- Exercise prompt: From the entries below, copy every line where the string "hermosa" appears.

## BEGIN Stored records

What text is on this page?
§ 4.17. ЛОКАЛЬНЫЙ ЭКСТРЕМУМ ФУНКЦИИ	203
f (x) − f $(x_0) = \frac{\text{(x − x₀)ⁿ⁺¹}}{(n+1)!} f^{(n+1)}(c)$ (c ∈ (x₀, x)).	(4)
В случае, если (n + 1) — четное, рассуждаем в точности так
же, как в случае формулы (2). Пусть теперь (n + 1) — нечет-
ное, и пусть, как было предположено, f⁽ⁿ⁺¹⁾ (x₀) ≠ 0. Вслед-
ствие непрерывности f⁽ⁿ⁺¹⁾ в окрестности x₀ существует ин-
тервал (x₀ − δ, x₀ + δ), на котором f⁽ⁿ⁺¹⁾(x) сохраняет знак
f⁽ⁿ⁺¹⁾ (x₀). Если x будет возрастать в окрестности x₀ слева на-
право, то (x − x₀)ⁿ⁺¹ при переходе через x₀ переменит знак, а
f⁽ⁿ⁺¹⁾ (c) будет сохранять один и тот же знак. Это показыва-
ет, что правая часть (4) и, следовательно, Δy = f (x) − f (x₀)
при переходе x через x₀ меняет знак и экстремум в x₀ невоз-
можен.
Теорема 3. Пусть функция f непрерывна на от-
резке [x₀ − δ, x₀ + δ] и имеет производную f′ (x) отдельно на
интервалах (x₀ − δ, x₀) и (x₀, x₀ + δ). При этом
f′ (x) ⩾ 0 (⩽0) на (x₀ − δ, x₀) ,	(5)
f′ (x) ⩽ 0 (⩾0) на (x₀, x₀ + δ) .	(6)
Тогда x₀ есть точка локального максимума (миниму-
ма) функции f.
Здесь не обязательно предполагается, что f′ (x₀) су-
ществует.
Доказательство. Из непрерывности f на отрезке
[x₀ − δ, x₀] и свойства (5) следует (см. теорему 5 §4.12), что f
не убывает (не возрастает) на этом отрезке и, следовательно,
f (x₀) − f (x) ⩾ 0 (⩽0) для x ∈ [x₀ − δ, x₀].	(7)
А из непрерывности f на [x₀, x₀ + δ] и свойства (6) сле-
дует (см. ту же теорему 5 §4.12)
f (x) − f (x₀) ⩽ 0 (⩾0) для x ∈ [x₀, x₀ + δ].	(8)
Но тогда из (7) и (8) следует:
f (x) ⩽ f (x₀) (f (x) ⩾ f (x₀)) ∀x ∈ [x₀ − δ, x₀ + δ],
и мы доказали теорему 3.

## END Stored records
## BEGIN Stored records

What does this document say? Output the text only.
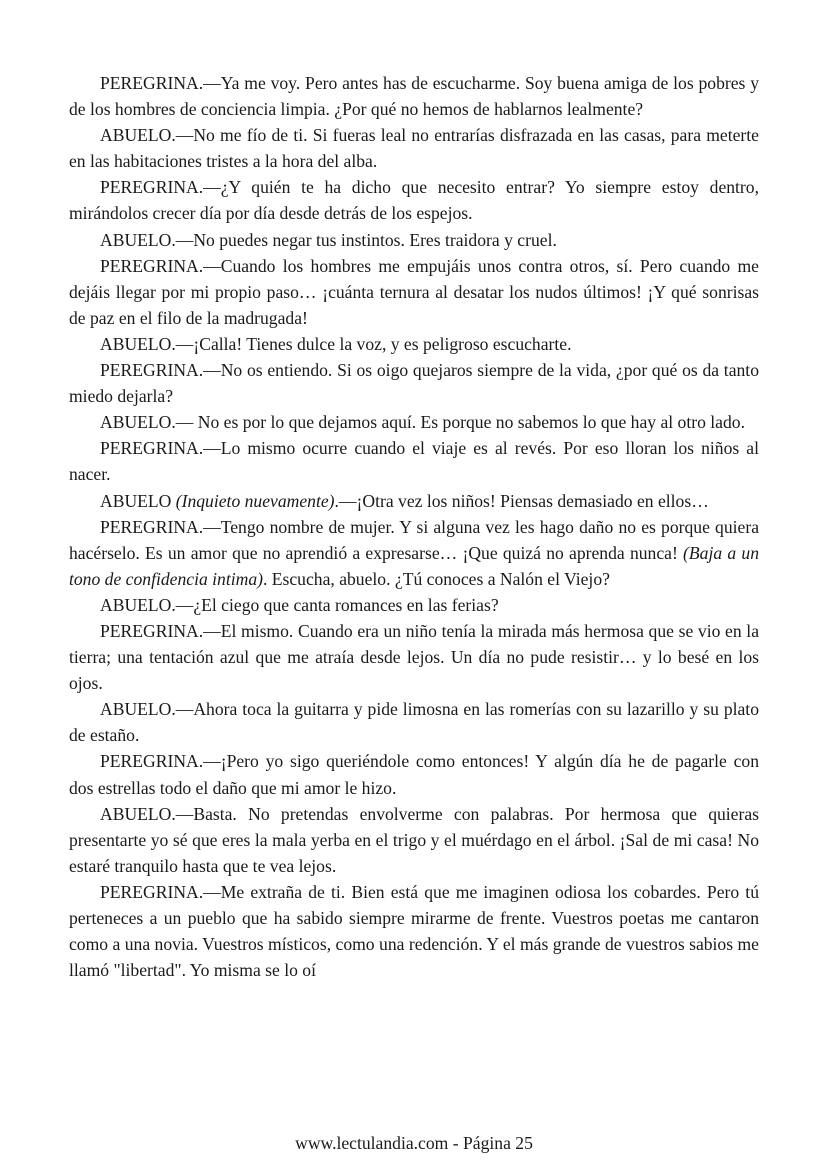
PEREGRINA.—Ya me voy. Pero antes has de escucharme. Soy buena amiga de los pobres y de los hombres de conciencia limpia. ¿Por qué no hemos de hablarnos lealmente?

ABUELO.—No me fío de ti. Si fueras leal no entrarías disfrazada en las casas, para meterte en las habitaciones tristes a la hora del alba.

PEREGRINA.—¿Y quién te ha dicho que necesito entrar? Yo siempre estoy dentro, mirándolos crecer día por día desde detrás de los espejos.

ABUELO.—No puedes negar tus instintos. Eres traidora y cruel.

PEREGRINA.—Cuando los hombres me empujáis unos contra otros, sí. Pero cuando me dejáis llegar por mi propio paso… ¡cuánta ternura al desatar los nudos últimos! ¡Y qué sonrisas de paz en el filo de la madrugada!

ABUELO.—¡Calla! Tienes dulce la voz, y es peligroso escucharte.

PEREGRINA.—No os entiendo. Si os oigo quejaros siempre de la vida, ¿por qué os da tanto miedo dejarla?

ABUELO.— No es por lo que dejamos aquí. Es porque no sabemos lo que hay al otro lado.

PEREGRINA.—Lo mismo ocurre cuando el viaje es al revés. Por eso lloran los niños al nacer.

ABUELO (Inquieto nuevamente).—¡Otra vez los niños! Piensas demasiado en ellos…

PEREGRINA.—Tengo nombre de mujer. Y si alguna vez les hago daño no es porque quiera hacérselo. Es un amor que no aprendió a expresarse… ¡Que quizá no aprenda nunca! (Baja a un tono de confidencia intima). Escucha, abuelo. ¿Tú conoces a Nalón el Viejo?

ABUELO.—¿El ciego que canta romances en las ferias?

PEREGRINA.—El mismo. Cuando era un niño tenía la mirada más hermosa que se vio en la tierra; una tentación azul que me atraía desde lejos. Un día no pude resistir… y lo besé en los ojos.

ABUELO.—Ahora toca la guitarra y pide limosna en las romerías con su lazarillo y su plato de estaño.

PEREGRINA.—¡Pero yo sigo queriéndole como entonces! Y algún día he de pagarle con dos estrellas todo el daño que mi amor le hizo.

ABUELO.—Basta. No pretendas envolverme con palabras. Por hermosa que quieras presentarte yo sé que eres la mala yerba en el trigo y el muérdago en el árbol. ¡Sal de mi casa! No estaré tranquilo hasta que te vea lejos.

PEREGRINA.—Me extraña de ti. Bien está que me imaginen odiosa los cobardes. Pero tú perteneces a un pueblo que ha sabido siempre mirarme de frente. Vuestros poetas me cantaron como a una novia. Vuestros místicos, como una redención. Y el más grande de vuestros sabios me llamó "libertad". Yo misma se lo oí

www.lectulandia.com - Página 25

## END Stored records
## BEGIN Stored records

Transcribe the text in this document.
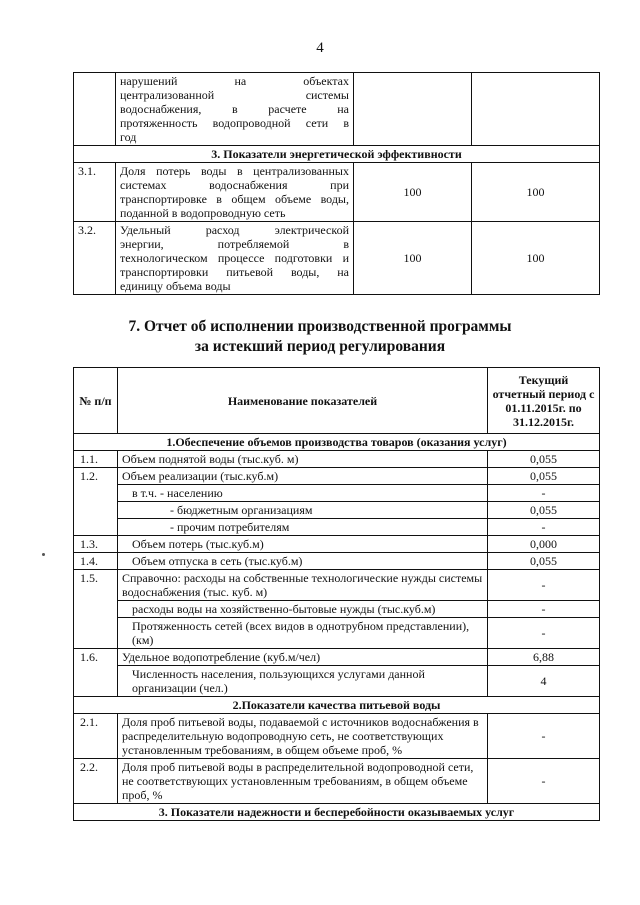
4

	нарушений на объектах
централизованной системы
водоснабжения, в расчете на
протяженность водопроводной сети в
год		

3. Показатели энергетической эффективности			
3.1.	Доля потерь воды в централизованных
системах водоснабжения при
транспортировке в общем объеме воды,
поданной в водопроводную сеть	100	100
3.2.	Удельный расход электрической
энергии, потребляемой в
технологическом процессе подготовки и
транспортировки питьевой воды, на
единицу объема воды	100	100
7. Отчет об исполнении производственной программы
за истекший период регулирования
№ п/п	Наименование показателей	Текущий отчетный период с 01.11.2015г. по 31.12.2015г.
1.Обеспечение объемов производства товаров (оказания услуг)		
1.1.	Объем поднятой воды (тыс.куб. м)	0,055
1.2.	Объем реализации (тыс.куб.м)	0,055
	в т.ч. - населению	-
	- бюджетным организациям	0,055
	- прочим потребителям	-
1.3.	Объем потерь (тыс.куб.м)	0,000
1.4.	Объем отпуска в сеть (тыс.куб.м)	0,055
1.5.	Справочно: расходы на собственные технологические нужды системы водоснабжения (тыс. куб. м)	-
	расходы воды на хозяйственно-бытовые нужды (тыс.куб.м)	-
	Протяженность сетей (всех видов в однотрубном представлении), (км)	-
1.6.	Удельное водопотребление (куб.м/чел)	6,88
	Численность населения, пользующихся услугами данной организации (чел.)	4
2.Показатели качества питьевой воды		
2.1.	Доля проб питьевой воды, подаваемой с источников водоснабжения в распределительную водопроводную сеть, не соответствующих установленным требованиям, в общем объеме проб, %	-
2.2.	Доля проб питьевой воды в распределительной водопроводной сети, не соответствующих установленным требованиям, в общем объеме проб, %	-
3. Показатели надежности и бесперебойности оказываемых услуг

## END Stored records

- Written solution:
PEREGRINA.—El mismo. Cuando era un niño tenía la mirada más hermosa que se vio en la tierra; una tentación azul que me atraía desde lejos. Un día no pude resistir… y lo besé en los ojos.
ABUELO.—Basta. No pretendas envolverme con palabras. Por hermosa que quieras presentarte yo sé que eres la mala yerba en el trigo y el muérdago en el árbol. ¡Sal de mi casa! No estaré tranquilo hasta que te vea lejos.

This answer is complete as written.